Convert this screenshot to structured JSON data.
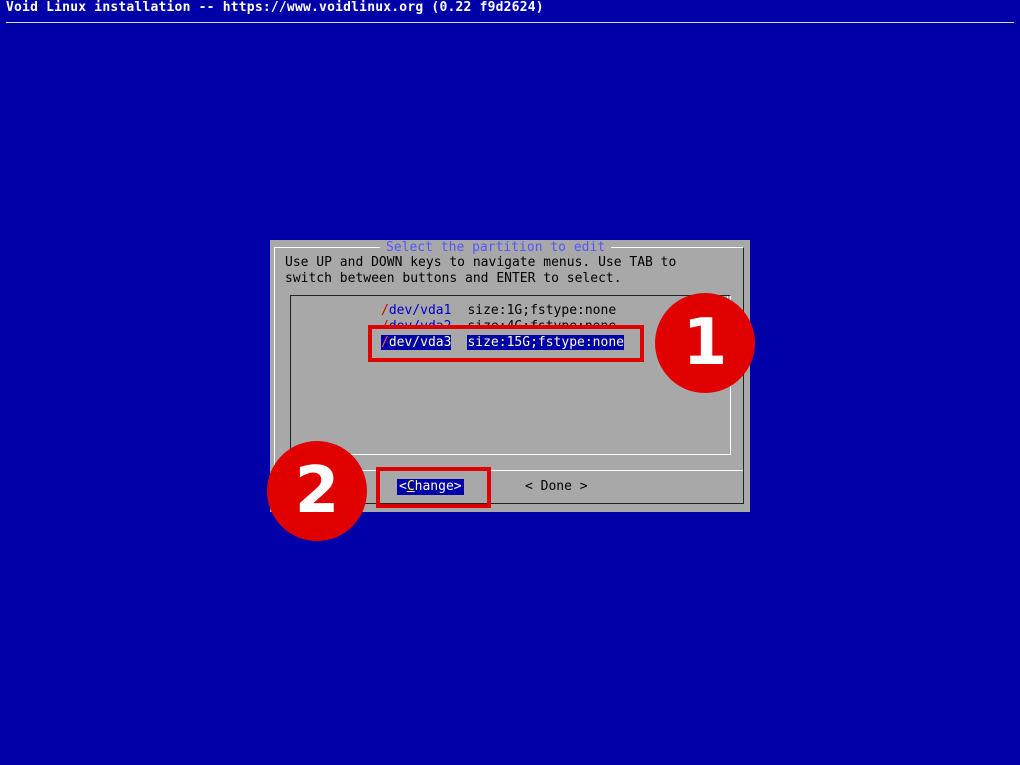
{
  "header": {
    "title": "Void Linux installation -- https://www.voidlinux.org (0.22 f9d2624)"
  },
  "dialog": {
    "title": "Select the partition to edit",
    "prompt_line1": "Use UP and DOWN keys to navigate menus. Use TAB to",
    "prompt_line2": "switch between buttons and ENTER to select.",
    "partitions": [
      {
        "device_slash": "/",
        "device_rest": "dev/vda1",
        "description": "size:1G;fstype:none",
        "selected": false
      },
      {
        "device_slash": "/",
        "device_rest": "dev/vda2",
        "description": "size:4G;fstype:none",
        "selected": false
      },
      {
        "device_slash": "/",
        "device_rest": "dev/vda3",
        "description": "size:15G;fstype:none",
        "selected": true
      }
    ],
    "buttons": {
      "change_open": "<",
      "change_hot": "C",
      "change_rest": "hange>",
      "done": "< Done >"
    }
  },
  "annotations": {
    "badge_1": "1",
    "badge_2": "2",
    "color": "#e00000"
  },
  "colors": {
    "background": "#0000a8",
    "dialog": "#a8a8a8",
    "title_text": "#5555ff"
  }
}
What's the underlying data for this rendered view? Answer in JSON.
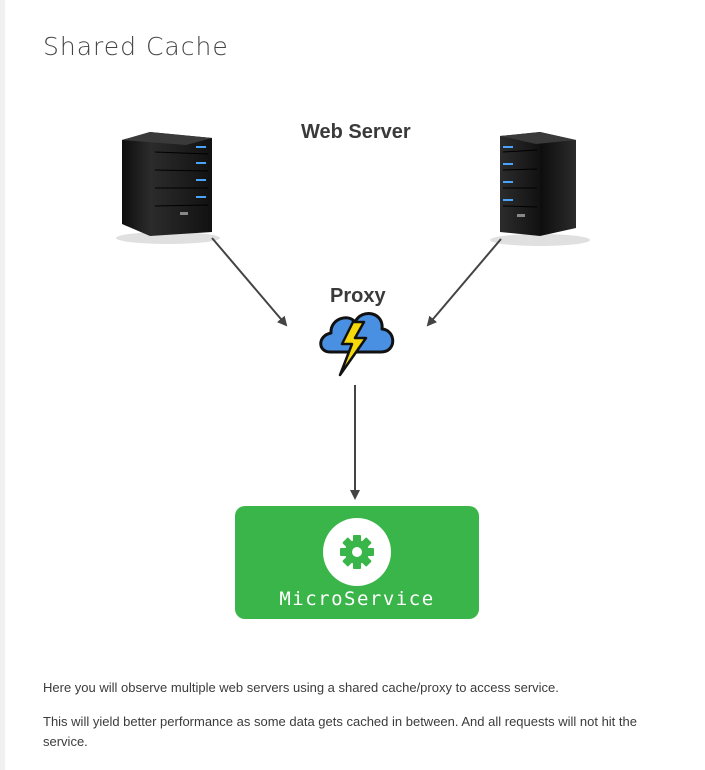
◇ ◇ ◇ ◇
Search the records for the word "data". Copy every line that has it.

Convert this screenshot to structured JSON data.
What's the underlying data for this rendered view? Answer in JSON.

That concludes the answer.